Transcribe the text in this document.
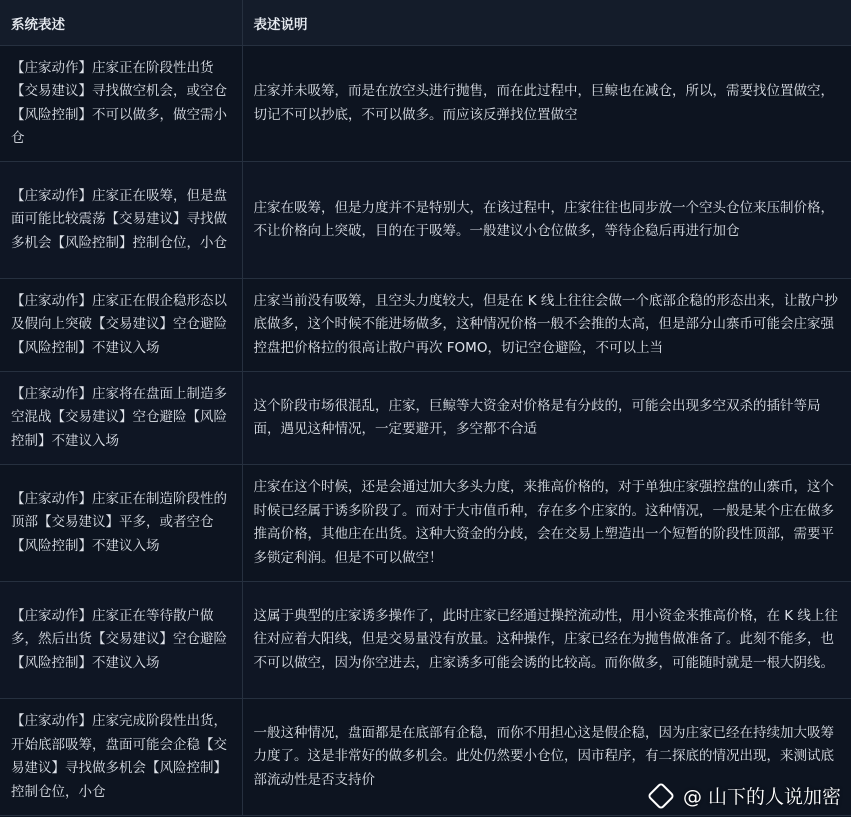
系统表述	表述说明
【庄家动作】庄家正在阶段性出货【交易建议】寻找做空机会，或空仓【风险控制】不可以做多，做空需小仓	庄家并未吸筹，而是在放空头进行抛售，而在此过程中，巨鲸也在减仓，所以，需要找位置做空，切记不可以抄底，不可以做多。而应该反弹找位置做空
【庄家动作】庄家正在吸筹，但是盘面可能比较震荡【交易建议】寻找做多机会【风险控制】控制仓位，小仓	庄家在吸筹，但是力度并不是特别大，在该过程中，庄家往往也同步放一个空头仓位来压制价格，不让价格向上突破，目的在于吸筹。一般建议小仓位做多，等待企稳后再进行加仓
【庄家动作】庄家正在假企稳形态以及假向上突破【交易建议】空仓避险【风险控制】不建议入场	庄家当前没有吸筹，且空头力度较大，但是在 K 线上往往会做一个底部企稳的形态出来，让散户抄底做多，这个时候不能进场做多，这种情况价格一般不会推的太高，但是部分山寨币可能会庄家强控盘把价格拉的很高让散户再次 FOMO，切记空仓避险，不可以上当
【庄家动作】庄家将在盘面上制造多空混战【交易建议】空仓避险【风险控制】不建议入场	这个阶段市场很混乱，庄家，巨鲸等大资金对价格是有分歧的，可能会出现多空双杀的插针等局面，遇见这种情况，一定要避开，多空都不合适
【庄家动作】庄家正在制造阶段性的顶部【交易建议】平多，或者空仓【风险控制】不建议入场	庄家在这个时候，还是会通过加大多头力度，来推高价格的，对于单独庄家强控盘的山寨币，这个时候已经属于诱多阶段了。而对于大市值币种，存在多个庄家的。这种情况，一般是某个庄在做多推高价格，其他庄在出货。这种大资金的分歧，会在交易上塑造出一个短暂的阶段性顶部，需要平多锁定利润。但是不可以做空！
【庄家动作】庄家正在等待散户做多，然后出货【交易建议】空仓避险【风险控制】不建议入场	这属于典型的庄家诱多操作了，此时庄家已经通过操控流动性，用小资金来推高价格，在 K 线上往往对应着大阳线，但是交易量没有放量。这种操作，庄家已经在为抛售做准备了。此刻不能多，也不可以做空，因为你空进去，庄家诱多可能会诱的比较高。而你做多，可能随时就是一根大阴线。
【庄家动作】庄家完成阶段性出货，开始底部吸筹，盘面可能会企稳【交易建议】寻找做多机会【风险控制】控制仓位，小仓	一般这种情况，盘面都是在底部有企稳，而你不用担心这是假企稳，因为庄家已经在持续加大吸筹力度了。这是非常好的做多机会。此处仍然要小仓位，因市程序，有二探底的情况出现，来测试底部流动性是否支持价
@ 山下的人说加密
##############################
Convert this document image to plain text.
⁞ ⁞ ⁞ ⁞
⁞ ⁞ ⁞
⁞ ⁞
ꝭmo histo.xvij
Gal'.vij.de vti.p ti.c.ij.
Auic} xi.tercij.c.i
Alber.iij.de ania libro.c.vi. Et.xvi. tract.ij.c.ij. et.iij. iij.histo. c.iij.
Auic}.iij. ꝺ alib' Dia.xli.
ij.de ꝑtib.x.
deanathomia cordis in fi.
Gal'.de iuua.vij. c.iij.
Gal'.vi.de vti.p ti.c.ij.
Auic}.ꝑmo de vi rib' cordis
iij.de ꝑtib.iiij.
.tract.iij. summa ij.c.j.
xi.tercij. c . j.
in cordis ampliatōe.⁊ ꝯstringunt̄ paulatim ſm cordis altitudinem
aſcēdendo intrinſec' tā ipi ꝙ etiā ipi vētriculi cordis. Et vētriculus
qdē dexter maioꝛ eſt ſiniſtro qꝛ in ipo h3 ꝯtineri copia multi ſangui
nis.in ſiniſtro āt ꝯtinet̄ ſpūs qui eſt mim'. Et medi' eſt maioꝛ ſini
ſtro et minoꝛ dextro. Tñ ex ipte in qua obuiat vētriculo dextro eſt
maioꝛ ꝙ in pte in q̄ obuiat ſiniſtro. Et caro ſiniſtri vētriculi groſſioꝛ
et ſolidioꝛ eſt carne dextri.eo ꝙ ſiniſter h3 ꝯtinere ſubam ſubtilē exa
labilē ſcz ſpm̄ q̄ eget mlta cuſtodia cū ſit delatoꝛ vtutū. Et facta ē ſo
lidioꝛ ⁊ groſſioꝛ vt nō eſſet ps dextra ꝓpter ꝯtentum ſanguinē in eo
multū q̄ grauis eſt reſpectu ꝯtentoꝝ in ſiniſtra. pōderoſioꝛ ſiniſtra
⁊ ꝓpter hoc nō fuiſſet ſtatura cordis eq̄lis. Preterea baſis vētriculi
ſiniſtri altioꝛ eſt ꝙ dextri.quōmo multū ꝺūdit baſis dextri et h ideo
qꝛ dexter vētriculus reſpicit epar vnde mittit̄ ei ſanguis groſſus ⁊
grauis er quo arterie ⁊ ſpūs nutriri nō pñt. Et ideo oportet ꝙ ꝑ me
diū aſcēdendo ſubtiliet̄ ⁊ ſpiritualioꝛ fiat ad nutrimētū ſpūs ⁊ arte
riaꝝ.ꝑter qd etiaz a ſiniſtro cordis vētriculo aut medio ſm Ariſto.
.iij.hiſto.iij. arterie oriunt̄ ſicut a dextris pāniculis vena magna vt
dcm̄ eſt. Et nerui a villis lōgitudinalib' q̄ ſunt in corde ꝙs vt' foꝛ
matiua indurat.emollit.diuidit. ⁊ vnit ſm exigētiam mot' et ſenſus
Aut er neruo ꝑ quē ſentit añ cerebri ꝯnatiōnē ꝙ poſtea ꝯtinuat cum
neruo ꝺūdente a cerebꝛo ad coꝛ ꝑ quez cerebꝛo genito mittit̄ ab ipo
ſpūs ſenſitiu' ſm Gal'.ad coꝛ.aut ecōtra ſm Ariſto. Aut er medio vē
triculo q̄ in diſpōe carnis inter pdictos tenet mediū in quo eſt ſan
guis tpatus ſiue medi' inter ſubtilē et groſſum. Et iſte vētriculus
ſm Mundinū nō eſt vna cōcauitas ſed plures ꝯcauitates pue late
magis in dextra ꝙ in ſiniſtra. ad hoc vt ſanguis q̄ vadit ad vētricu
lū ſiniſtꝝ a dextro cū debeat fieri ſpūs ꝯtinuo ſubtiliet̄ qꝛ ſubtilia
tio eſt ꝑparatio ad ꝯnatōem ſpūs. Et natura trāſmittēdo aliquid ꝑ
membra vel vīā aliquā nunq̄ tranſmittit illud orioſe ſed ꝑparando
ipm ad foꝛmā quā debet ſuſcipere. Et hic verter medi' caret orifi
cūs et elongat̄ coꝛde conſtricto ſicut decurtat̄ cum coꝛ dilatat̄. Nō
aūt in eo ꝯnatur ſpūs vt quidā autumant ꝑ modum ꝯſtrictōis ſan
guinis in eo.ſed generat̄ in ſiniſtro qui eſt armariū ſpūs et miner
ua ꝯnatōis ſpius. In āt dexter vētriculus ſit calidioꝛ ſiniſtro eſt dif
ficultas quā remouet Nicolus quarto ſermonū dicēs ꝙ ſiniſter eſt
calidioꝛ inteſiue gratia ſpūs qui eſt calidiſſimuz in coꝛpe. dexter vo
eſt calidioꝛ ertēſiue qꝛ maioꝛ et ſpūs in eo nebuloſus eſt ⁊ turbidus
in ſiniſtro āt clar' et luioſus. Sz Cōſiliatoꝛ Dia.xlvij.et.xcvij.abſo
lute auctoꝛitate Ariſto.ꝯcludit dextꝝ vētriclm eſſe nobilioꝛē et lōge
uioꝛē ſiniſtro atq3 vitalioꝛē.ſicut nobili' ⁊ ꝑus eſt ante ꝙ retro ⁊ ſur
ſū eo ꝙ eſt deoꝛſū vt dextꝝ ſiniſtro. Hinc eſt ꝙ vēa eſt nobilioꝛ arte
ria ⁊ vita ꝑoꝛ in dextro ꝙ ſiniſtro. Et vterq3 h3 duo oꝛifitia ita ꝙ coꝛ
##############################
● WHAT YOU WILL DO: Copy out each line in the listing that has the word "cordis".

● TASK SOLUTION:
deanathomia cordis in fi.
Auic}.ꝑmo de vi rib' cordis
in cordis ampliatōe.⁊ ꝯstringunt̄ paulatim ſm cordis altitudinem
aſcēdendo intrinſec' tā ipi ꝙ etiā ipi vētriculi cordis. Et vētriculus
⁊ ꝓpter hoc nō fuiſſet ſtatura cordis eq̄lis. Preterea baſis vētriculi
riaꝝ.ꝑter qd etiaz a ſiniſtro cordis vētriculo aut medio ſm Ariſto.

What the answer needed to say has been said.